» **TASK DETAILS**
Here are some entries; quote each one exactly.

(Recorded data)
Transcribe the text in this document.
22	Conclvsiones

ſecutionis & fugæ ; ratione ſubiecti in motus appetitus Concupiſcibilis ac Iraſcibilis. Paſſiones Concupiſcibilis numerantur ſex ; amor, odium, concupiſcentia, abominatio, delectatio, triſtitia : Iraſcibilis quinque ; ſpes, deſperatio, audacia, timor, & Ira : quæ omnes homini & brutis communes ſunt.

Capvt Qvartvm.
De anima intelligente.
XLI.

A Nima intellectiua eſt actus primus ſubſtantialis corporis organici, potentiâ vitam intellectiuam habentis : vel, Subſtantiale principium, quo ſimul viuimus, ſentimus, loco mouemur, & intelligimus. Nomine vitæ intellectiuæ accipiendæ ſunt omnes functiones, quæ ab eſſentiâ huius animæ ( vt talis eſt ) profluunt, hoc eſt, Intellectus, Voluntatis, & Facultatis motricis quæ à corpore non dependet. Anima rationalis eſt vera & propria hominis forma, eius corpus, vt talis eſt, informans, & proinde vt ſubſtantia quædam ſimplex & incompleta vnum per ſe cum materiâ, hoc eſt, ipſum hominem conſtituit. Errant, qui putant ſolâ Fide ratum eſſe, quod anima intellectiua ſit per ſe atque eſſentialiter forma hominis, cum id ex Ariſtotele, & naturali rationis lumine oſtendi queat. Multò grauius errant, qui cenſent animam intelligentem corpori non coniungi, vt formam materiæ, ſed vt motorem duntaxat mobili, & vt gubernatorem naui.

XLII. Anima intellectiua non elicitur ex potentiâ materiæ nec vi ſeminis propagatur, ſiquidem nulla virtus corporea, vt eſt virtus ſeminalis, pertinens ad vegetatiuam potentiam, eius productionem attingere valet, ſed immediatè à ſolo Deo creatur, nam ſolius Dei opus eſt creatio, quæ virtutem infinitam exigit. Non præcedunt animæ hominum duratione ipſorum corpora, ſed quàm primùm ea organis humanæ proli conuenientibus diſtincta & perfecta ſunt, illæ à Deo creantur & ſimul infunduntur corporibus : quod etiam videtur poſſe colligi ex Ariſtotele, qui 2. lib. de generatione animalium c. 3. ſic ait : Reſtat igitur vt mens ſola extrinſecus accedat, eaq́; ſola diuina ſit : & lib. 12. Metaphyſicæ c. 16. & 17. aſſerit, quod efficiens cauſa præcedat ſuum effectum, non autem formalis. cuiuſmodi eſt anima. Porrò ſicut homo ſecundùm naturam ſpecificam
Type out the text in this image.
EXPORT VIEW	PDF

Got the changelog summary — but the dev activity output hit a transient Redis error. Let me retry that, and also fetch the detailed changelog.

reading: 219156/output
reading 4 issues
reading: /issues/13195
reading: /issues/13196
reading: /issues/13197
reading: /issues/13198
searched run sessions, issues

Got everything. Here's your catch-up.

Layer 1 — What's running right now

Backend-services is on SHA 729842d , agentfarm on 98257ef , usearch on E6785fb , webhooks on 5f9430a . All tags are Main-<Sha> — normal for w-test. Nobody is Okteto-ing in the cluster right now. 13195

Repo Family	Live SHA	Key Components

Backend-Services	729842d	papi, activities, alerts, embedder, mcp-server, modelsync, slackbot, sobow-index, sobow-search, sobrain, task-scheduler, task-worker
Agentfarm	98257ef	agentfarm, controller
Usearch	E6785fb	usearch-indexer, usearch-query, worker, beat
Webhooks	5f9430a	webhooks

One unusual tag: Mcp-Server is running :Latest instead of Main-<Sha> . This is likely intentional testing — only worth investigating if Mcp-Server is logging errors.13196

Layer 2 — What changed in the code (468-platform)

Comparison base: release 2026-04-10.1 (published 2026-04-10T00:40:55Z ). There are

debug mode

» **TASK RESPONSE**
Transcribe the text in this document.
22	Conclvsiones

ſecutionis & fugæ ; ratione ſubiecti in motus appetitus Concupiſcibilis ac Iraſcibilis. Paſſiones Concupiſcibilis numerantur ſex ; amor, odium, concupiſcentia, abominatio, delectatio, triſtitia : Iraſcibilis quinque ; ſpes, deſperatio, audacia, timor, & Ira : quæ omnes homini & brutis communes ſunt.

Capvt Qvartvm.
De anima intelligente.
XLI.

A Nima intellectiua eſt actus primus ſubſtantialis corporis organici, potentiâ vitam intellectiuam habentis : vel, Subſtantiale principium, quo ſimul viuimus, ſentimus, loco mouemur, & intelligimus. Nomine vitæ intellectiuæ accipiendæ ſunt omnes functiones, quæ ab eſſentiâ huius animæ ( vt talis eſt ) profluunt, hoc eſt, Intellectus, Voluntatis, & Facultatis motricis quæ à corpore non dependet. Anima rationalis eſt vera & propria hominis forma, eius corpus, vt talis eſt, informans, & proinde vt ſubſtantia quædam ſimplex & incompleta vnum per ſe cum materiâ, hoc eſt, ipſum hominem conſtituit. Errant, qui putant ſolâ Fide ratum eſſe, quod anima intellectiua ſit per ſe atque eſſentialiter forma hominis, cum id ex Ariſtotele, & naturali rationis lumine oſtendi queat. Multò grauius errant, qui cenſent animam intelligentem corpori non coniungi, vt formam materiæ, ſed vt motorem duntaxat mobili, & vt gubernatorem naui.

XLII. Anima intellectiua non elicitur ex potentiâ materiæ nec vi ſeminis propagatur, ſiquidem nulla virtus corporea, vt eſt virtus ſeminalis, pertinens ad vegetatiuam potentiam, eius productionem attingere valet, ſed immediatè à ſolo Deo creatur, nam ſolius Dei opus eſt creatio, quæ virtutem infinitam exigit. Non præcedunt animæ hominum duratione ipſorum corpora, ſed quàm primùm ea organis humanæ proli conuenientibus diſtincta & perfecta ſunt, illæ à Deo creantur & ſimul infunduntur corporibus : quod etiam videtur poſſe colligi ex Ariſtotele, qui 2. lib. de generatione animalium c. 3. ſic ait : Reſtat igitur vt mens ſola extrinſecus accedat, eaq́; ſola diuina ſit : & lib. 12. Metaphyſicæ c. 16. & 17. aſſerit, quod efficiens cauſa præcedat ſuum effectum, non autem formalis. cuiuſmodi eſt anima. Porrò ſicut homo ſecundùm naturam ſpecificam
Type out the text in this image.
EXPORT VIEW	PDF

Got the changelog summary — but the dev activity output hit a transient Redis error. Let me retry that, and also fetch the detailed changelog.

reading: 219156/output
reading 4 issues
reading: /issues/13195
reading: /issues/13196
reading: /issues/13197
reading: /issues/13198
searched run sessions, issues

Got everything. Here's your catch-up.

Layer 1 — What's running right now

Backend-services is on SHA 729842d , agentfarm on 98257ef , usearch on E6785fb , webhooks on 5f9430a . All tags are Main-<Sha> — normal for w-test. Nobody is Okteto-ing in the cluster right now. 13195

Repo Family	Live SHA	Key Components

Backend-Services	729842d	papi, activities, alerts, embedder, mcp-server, modelsync, slackbot, sobow-index, sobow-search, sobrain, task-scheduler, task-worker
Agentfarm	98257ef	agentfarm, controller
Usearch	E6785fb	usearch-indexer, usearch-query, worker, beat
Webhooks	5f9430a	webhooks

One unusual tag: Mcp-Server is running :Latest instead of Main-<Sha> . This is likely intentional testing — only worth investigating if Mcp-Server is logging errors.13196

Layer 2 — What changed in the code (468-platform)

Comparison base: release 2026-04-10.1 (published 2026-04-10T00:40:55Z ). There are

debug mode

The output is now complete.